Short problem
Gather all lines in the entries that include the word "text".

## Begin Given records

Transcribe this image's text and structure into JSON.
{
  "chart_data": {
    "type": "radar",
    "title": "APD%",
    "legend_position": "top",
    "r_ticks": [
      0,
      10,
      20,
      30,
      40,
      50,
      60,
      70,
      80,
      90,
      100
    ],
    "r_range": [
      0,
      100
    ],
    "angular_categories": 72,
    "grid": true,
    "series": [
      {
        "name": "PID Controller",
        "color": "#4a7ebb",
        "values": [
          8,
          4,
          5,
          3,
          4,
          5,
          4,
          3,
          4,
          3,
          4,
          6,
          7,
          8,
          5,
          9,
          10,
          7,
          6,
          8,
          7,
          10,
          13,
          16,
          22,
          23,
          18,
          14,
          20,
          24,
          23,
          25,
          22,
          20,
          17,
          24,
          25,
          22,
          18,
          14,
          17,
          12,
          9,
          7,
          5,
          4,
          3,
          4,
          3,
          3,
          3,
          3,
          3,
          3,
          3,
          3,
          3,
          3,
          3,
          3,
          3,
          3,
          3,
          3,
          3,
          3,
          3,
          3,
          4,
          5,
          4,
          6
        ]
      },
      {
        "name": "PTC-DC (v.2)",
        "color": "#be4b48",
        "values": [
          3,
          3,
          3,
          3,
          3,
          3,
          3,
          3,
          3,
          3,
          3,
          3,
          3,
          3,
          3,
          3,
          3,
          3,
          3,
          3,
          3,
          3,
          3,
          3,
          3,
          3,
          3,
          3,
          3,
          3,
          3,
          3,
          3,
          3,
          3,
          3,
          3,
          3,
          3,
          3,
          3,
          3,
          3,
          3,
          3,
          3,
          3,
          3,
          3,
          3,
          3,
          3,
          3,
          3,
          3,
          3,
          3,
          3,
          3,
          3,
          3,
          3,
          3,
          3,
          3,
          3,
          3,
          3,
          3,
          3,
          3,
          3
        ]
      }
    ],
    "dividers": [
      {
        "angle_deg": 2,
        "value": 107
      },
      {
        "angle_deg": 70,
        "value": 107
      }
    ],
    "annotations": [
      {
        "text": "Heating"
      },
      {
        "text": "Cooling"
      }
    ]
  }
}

## End Given records

The result
Transcribe this image's text and structure into JSON.
        "text": "Heating"
        "text": "Cooling"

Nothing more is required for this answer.